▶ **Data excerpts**
————
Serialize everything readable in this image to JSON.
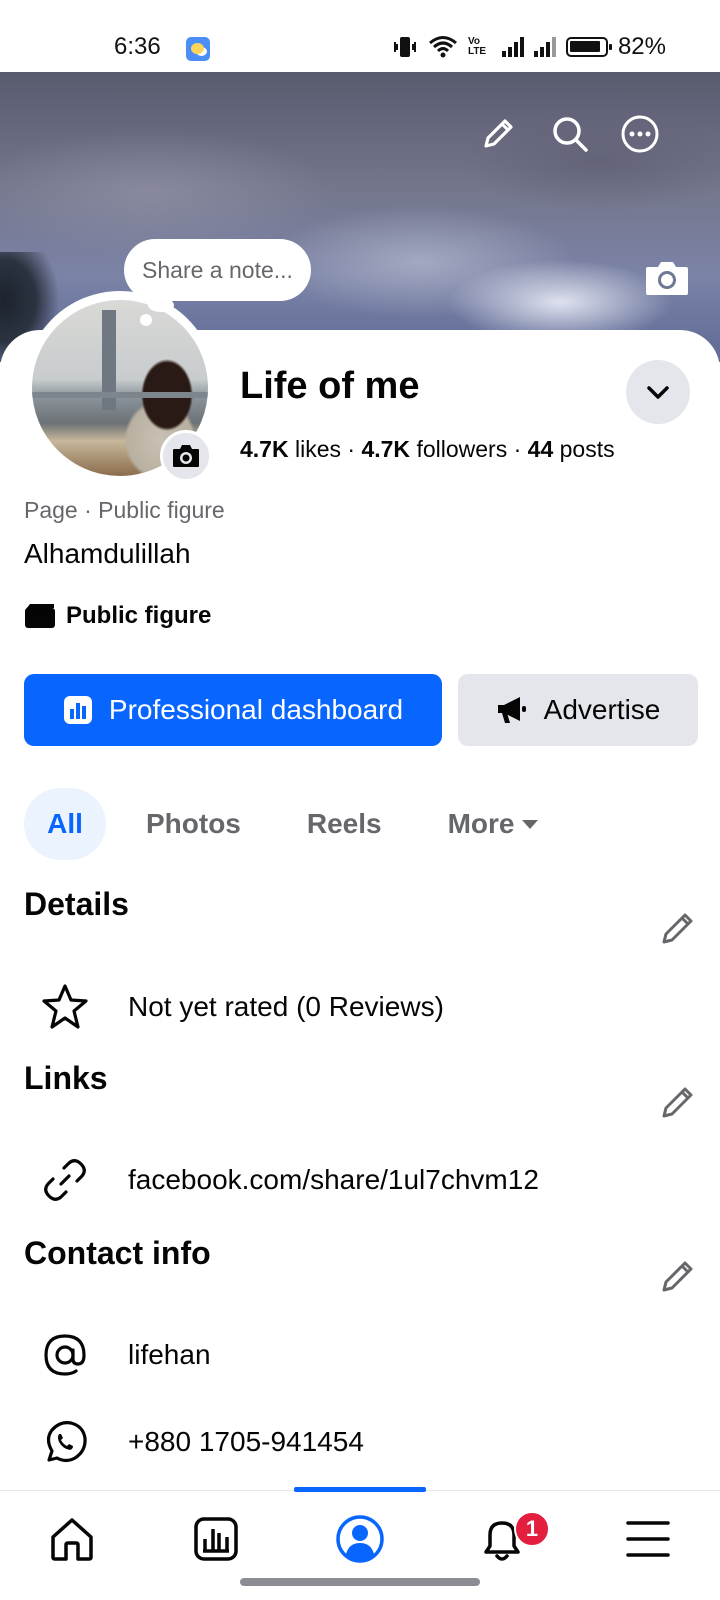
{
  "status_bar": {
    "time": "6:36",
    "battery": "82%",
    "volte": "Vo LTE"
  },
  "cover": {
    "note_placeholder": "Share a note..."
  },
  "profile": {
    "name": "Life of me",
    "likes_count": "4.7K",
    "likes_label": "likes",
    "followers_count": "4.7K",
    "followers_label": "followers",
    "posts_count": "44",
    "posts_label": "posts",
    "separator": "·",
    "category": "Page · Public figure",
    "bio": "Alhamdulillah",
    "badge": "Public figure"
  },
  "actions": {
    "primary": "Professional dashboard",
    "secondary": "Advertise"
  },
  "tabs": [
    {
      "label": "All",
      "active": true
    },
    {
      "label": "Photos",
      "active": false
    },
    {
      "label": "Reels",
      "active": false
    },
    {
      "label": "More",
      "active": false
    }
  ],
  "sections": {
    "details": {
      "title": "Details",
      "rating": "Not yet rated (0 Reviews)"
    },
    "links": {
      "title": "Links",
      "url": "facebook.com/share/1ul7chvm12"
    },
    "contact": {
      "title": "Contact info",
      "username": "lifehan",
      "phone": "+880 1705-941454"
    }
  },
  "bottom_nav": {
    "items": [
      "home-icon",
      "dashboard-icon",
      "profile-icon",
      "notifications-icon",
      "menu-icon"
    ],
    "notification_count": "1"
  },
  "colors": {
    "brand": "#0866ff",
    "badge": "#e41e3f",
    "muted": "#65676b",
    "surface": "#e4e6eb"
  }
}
————
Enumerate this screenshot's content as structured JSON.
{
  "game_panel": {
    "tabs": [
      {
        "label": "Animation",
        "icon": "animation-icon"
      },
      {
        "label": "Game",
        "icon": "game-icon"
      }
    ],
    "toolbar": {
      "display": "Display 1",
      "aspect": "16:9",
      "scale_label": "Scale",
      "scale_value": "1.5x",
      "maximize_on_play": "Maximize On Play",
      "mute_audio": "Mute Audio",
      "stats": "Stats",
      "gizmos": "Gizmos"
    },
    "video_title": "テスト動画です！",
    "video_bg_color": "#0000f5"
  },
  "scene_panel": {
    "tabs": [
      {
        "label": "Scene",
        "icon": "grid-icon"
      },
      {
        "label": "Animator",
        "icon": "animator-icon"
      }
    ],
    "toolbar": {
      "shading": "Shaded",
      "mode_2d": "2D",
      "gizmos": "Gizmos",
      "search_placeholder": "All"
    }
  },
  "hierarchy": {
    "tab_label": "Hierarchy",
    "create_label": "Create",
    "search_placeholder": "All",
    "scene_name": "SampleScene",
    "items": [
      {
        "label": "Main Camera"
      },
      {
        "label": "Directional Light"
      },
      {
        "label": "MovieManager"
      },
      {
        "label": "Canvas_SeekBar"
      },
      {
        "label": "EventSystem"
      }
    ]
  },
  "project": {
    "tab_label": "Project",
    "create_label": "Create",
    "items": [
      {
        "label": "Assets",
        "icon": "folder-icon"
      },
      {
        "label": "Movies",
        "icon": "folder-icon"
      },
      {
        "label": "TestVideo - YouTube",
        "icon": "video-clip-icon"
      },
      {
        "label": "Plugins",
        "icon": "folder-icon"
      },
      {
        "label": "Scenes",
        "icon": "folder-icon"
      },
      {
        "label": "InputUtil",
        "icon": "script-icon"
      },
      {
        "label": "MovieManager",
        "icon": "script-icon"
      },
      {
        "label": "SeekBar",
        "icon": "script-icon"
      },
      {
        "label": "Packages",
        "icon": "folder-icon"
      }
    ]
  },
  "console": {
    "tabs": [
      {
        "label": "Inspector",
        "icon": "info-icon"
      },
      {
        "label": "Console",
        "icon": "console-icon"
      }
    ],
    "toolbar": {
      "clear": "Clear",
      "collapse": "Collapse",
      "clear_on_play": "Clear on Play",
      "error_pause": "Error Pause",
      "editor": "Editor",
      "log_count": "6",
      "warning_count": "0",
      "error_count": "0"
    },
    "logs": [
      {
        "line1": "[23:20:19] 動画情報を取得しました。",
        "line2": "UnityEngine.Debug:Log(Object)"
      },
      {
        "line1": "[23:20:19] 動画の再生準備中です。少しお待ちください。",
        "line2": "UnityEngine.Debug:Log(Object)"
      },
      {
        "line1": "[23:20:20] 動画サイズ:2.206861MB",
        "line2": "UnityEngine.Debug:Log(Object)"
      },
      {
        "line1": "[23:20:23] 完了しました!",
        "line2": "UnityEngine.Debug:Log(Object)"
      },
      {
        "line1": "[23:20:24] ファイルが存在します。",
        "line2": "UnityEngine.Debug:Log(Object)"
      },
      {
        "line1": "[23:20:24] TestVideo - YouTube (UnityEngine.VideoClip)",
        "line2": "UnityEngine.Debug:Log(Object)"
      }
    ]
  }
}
————
▶ **Directions for this task**
Say the number of lines in the listing that hold "MovieManager", with no added words.

▶ **Exercise response**
2